*Your task*
Each line below should be retyped exactly, with no pictures.

═════ Input records ═════

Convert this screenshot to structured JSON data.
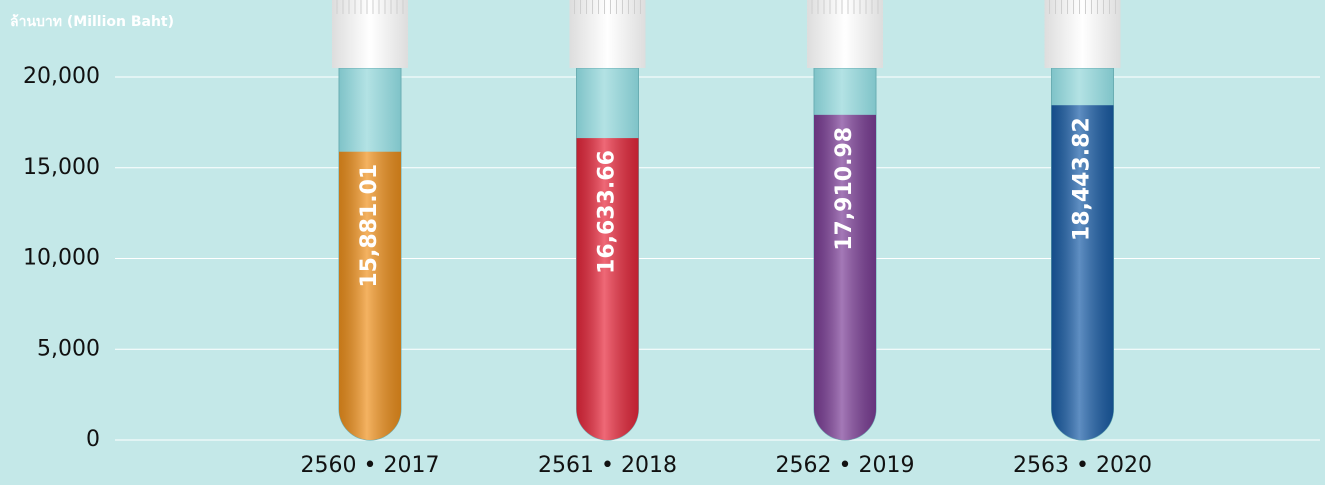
{
  "chart_data": {
    "type": "bar",
    "y_axis_label": "ล้านบาท (Million Baht)",
    "categories": [
      "2560 • 2017",
      "2561 • 2018",
      "2562 • 2019",
      "2563 • 2020"
    ],
    "values": [
      15881.01,
      16633.66,
      17910.98,
      18443.82
    ],
    "value_labels": [
      "15,881.01",
      "16,633.66",
      "17,910.98",
      "18,443.82"
    ],
    "colors": [
      "#f0921e",
      "#e8283c",
      "#7d3f98",
      "#1a5ea8"
    ],
    "ylim": [
      0,
      20000
    ],
    "yticks": [
      0,
      {
        "value": 5000,
        "label": "5,000"
      },
      {
        "value": 10000,
        "label": "10,000"
      },
      {
        "value": 15000,
        "label": "15,000"
      },
      {
        "value": 20000,
        "label": "20,000"
      }
    ],
    "grid": true
  }
}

═════

*Result*
Convert this screenshot to structured JSON data.
{
  "chart_data": {
    "type": "bar",
    "y_axis_label": "ล้านบาท (Million Baht)",
    "categories": [
      "2560 • 2017",
      "2561 • 2018",
      "2562 • 2019",
      "2563 • 2020"
    ],
    "values": [
      15881.01,
      16633.66,
      17910.98,
      18443.82
    ],
    "value_labels": [
      "15,881.01",
      "16,633.66",
      "17,910.98",
      "18,443.82"
    ],
    "colors": [
      "#f0921e",
      "#e8283c",
      "#7d3f98",
      "#1a5ea8"
    ],
    "ylim": [
      0,
      20000
    ],
    "yticks": [
      0,
      {
        "value": 5000,
        "label": "5,000"
      },
      {
        "value": 10000,
        "label": "10,000"
      },
      {
        "value": 15000,
        "label": "15,000"
      },
      {
        "value": 20000,
        "label": "20,000"
      }
    ],
    "grid": true
  }
}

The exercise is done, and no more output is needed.